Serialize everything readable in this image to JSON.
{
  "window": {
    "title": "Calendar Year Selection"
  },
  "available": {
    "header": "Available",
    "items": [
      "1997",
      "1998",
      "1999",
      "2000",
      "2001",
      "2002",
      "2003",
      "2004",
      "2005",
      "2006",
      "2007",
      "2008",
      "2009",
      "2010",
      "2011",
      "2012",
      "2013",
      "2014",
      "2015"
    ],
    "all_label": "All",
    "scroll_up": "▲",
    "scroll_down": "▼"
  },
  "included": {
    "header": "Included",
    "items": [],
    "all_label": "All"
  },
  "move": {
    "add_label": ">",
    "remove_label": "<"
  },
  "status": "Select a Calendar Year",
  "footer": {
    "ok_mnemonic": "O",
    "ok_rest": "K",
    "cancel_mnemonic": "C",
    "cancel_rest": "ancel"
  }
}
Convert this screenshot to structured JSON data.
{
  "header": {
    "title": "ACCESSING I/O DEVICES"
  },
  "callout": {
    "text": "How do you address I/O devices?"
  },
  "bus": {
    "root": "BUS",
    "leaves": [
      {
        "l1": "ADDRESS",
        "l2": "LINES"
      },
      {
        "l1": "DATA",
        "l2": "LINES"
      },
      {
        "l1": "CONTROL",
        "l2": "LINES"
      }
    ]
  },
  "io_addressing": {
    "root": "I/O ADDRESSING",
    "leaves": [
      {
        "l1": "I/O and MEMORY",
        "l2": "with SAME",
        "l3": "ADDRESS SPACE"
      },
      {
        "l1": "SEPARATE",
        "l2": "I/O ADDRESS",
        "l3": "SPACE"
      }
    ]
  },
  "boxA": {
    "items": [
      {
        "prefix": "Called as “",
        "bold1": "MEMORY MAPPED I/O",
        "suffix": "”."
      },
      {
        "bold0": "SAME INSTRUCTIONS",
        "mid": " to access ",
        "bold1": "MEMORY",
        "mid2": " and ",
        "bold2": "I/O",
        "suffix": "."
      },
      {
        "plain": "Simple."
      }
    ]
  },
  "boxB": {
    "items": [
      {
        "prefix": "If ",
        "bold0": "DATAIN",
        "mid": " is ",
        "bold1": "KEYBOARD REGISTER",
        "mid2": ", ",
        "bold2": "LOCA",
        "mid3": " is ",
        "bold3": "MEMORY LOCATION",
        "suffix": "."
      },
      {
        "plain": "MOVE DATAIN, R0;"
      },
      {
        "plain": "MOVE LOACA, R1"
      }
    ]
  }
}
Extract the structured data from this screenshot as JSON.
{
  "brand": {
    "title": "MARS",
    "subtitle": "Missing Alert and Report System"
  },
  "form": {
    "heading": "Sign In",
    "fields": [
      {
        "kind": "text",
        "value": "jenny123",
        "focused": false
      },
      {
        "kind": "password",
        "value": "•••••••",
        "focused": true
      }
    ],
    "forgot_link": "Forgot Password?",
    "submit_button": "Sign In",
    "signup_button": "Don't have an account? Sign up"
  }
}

### Given instruction
Transcribe each entry exactly.

### Answer to the problem
Serialize everything readable in this image to JSON.
{
  "window": {
    "title": "Calendar Year Selection"
  },
  "available": {
    "header": "Available",
    "items": [
      "1997",
      "1998",
      "1999",
      "2000",
      "2001",
      "2002",
      "2003",
      "2004",
      "2005",
      "2006",
      "2007",
      "2008",
      "2009",
      "2010",
      "2011",
      "2012",
      "2013",
      "2014",
      "2015"
    ],
    "all_label": "All",
    "scroll_up": "▲",
    "scroll_down": "▼"
  },
  "included": {
    "header": "Included",
    "items": [],
    "all_label": "All"
  },
  "move": {
    "add_label": ">",
    "remove_label": "<"
  },
  "status": "Select a Calendar Year",
  "footer": {
    "ok_mnemonic": "O",
    "ok_rest": "K",
    "cancel_mnemonic": "C",
    "cancel_rest": "ancel"
  }
}
Convert this screenshot to structured JSON data.
{
  "header": {
    "title": "ACCESSING I/O DEVICES"
  },
  "callout": {
    "text": "How do you address I/O devices?"
  },
  "bus": {
    "root": "BUS",
    "leaves": [
      {
        "l1": "ADDRESS",
        "l2": "LINES"
      },
      {
        "l1": "DATA",
        "l2": "LINES"
      },
      {
        "l1": "CONTROL",
        "l2": "LINES"
      }
    ]
  },
  "io_addressing": {
    "root": "I/O ADDRESSING",
    "leaves": [
      {
        "l1": "I/O and MEMORY",
        "l2": "with SAME",
        "l3": "ADDRESS SPACE"
      },
      {
        "l1": "SEPARATE",
        "l2": "I/O ADDRESS",
        "l3": "SPACE"
      }
    ]
  },
  "boxA": {
    "items": [
      {
        "prefix": "Called as “",
        "bold1": "MEMORY MAPPED I/O",
        "suffix": "”."
      },
      {
        "bold0": "SAME INSTRUCTIONS",
        "mid": " to access ",
        "bold1": "MEMORY",
        "mid2": " and ",
        "bold2": "I/O",
        "suffix": "."
      },
      {
        "plain": "Simple."
      }
    ]
  },
  "boxB": {
    "items": [
      {
        "prefix": "If ",
        "bold0": "DATAIN",
        "mid": " is ",
        "bold1": "KEYBOARD REGISTER",
        "mid2": ", ",
        "bold2": "LOCA",
        "mid3": " is ",
        "bold3": "MEMORY LOCATION",
        "suffix": "."
      },
      {
        "plain": "MOVE DATAIN, R0;"
      },
      {
        "plain": "MOVE LOACA, R1"
      }
    ]
  }
}
Extract the structured data from this screenshot as JSON.
{
  "brand": {
    "title": "MARS",
    "subtitle": "Missing Alert and Report System"
  },
  "form": {
    "heading": "Sign In",
    "fields": [
      {
        "kind": "text",
        "value": "jenny123",
        "focused": false
      },
      {
        "kind": "password",
        "value": "•••••••",
        "focused": true
      }
    ],
    "forgot_link": "Forgot Password?",
    "submit_button": "Sign In",
    "signup_button": "Don't have an account? Sign up"
  }
}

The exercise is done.